Word for word, retype every entry in the listing.

.....

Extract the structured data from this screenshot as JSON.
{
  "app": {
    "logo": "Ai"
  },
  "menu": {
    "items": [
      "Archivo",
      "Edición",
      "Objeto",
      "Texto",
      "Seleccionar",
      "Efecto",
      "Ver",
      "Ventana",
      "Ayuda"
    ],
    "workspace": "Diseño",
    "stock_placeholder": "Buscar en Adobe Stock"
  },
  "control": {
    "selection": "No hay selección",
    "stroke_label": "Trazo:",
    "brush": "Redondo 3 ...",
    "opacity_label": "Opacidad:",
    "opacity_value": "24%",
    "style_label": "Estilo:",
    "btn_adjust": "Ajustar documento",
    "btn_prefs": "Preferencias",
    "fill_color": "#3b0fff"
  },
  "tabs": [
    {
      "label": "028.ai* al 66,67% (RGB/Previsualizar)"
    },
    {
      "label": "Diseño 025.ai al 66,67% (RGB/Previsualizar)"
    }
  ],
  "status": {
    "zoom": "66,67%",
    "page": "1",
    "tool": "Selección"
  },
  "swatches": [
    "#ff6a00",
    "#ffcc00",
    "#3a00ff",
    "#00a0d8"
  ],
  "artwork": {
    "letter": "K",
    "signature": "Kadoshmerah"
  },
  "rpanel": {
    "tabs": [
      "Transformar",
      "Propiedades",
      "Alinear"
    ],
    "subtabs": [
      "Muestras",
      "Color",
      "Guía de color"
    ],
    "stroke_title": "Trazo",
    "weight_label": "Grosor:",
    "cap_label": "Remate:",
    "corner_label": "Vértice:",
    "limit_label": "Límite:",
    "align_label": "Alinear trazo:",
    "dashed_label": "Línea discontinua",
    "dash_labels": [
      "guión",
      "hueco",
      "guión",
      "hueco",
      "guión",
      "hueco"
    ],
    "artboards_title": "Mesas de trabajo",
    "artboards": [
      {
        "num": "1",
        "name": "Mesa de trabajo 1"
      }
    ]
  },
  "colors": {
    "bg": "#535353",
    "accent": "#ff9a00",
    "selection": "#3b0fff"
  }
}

.....

*RESULT OF THIS EXERCISE*.
Extract the structured data from this screenshot as JSON.
{
  "app": {
    "logo": "Ai"
  },
  "menu": {
    "items": [
      "Archivo",
      "Edición",
      "Objeto",
      "Texto",
      "Seleccionar",
      "Efecto",
      "Ver",
      "Ventana",
      "Ayuda"
    ],
    "workspace": "Diseño",
    "stock_placeholder": "Buscar en Adobe Stock"
  },
  "control": {
    "selection": "No hay selección",
    "stroke_label": "Trazo:",
    "brush": "Redondo 3 ...",
    "opacity_label": "Opacidad:",
    "opacity_value": "24%",
    "style_label": "Estilo:",
    "btn_adjust": "Ajustar documento",
    "btn_prefs": "Preferencias",
    "fill_color": "#3b0fff"
  },
  "tabs": [
    {
      "label": "028.ai* al 66,67% (RGB/Previsualizar)"
    },
    {
      "label": "Diseño 025.ai al 66,67% (RGB/Previsualizar)"
    }
  ],
  "status": {
    "zoom": "66,67%",
    "page": "1",
    "tool": "Selección"
  },
  "swatches": [
    "#ff6a00",
    "#ffcc00",
    "#3a00ff",
    "#00a0d8"
  ],
  "artwork": {
    "letter": "K",
    "signature": "Kadoshmerah"
  },
  "rpanel": {
    "tabs": [
      "Transformar",
      "Propiedades",
      "Alinear"
    ],
    "subtabs": [
      "Muestras",
      "Color",
      "Guía de color"
    ],
    "stroke_title": "Trazo",
    "weight_label": "Grosor:",
    "cap_label": "Remate:",
    "corner_label": "Vértice:",
    "limit_label": "Límite:",
    "align_label": "Alinear trazo:",
    "dashed_label": "Línea discontinua",
    "dash_labels": [
      "guión",
      "hueco",
      "guión",
      "hueco",
      "guión",
      "hueco"
    ],
    "artboards_title": "Mesas de trabajo",
    "artboards": [
      {
        "num": "1",
        "name": "Mesa de trabajo 1"
      }
    ]
  },
  "colors": {
    "bg": "#535353",
    "accent": "#ff9a00",
    "selection": "#3b0fff"
  }
}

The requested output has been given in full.